Excerpts from a figure dataset:
▶
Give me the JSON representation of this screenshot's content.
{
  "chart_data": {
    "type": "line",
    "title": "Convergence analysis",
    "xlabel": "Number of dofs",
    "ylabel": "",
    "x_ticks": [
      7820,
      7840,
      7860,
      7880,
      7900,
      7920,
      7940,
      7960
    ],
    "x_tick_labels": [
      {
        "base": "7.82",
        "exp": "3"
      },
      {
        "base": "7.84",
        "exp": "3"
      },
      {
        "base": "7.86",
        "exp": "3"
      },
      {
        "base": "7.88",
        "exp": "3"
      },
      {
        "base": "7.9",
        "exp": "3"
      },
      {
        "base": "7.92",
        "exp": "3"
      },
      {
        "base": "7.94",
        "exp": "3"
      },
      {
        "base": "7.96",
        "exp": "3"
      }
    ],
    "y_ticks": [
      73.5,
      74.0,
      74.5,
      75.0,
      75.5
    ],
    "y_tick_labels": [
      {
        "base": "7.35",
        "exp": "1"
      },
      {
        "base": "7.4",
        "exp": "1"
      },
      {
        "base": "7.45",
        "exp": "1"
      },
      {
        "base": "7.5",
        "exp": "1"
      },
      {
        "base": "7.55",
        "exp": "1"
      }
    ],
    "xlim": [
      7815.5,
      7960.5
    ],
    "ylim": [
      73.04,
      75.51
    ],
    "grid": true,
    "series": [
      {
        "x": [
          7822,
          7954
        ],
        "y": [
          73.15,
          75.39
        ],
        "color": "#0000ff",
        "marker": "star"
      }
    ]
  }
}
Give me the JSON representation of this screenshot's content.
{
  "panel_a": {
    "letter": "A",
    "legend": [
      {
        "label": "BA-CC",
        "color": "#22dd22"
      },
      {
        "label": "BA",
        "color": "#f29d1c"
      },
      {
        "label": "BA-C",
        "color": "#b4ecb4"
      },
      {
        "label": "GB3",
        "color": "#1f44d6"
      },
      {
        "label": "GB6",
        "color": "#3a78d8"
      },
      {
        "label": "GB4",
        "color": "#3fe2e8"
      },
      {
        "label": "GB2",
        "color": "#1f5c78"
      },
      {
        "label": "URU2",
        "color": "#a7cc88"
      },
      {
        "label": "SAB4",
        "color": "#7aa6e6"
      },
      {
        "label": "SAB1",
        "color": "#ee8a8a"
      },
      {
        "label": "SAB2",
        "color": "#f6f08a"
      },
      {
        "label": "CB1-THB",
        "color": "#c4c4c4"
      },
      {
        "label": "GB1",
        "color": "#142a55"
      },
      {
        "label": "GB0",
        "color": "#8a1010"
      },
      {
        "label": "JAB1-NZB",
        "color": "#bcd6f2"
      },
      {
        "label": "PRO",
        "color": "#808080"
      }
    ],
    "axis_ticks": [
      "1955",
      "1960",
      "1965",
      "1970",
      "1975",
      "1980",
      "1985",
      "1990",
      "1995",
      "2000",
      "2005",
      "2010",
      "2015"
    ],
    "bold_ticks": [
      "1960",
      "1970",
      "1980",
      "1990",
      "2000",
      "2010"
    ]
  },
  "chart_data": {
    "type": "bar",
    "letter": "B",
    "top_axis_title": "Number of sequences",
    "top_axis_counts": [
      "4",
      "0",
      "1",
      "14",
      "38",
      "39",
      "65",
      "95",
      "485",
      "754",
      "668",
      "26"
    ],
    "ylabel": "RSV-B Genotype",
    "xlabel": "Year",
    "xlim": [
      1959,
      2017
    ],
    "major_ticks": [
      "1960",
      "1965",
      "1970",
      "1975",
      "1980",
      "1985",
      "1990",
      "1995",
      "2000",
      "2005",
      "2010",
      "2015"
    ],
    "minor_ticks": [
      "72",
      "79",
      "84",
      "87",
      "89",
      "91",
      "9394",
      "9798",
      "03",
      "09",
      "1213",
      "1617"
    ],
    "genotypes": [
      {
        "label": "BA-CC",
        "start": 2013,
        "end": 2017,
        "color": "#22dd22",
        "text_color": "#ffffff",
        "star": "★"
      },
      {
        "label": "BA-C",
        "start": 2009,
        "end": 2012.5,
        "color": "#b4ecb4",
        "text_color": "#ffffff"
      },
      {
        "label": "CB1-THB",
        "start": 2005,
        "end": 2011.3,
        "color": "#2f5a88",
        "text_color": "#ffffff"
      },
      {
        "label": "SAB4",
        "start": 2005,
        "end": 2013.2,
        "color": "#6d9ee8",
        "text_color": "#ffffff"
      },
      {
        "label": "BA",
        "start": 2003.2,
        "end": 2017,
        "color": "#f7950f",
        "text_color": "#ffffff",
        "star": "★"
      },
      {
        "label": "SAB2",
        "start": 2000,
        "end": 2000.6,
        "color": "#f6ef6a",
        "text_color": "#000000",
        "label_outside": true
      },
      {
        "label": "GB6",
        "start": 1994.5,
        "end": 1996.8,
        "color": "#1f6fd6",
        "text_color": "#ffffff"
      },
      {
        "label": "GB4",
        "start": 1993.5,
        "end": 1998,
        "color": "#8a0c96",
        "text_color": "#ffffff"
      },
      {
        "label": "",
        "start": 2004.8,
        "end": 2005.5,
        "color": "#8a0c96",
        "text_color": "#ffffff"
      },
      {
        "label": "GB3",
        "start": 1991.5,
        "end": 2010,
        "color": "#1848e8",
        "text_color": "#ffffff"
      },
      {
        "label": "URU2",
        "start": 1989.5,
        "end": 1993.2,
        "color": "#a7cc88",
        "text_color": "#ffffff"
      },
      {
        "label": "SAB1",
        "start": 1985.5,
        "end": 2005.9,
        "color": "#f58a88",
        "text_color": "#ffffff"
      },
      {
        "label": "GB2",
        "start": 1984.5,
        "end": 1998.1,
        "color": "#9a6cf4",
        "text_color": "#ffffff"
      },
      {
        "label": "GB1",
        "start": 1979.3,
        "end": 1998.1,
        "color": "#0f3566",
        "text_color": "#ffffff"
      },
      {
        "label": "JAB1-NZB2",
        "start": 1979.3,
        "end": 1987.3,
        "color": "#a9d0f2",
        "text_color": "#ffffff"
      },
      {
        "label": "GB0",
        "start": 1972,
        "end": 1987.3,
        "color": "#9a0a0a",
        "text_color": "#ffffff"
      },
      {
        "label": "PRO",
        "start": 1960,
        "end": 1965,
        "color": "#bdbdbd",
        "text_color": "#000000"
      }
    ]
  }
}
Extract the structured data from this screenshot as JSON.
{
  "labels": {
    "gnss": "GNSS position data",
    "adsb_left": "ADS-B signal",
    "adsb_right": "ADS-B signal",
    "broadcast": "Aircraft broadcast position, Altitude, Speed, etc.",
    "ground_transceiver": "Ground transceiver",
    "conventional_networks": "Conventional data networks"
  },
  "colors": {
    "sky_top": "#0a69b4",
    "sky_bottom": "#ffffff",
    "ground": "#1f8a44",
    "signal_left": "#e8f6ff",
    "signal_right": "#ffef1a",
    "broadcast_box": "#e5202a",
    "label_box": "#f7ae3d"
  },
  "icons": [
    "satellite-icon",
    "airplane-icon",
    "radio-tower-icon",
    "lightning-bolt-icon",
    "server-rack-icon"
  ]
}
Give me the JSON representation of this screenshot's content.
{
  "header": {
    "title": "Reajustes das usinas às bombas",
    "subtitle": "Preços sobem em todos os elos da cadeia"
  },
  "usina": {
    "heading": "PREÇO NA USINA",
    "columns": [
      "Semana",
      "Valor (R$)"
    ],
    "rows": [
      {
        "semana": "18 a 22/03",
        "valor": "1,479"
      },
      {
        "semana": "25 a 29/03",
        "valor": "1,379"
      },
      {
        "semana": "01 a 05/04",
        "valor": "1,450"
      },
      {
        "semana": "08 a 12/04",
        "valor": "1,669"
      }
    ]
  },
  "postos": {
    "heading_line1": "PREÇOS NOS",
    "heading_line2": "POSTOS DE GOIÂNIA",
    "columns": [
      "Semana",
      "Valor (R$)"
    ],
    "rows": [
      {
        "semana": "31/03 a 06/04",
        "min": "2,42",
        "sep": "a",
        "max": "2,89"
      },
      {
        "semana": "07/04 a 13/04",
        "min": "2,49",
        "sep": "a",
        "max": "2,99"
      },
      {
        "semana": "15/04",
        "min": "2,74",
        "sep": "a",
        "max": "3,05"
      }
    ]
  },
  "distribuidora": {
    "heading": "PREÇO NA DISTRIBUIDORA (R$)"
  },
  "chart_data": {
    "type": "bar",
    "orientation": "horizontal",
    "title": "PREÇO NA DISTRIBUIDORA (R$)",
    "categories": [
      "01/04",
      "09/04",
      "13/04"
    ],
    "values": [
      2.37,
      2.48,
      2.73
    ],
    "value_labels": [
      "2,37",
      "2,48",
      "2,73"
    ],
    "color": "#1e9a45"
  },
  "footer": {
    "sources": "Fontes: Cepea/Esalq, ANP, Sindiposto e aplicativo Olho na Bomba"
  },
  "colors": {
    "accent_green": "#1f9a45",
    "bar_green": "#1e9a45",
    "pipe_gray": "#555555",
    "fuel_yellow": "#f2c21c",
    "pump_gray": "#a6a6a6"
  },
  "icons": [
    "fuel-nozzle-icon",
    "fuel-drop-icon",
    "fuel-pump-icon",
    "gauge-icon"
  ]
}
◀
> _The task_: Copy each line above that contains the word "Number".

> _Answer below_:
    "xlabel": "Number of dofs",
    "top_axis_title": "Number of sequences",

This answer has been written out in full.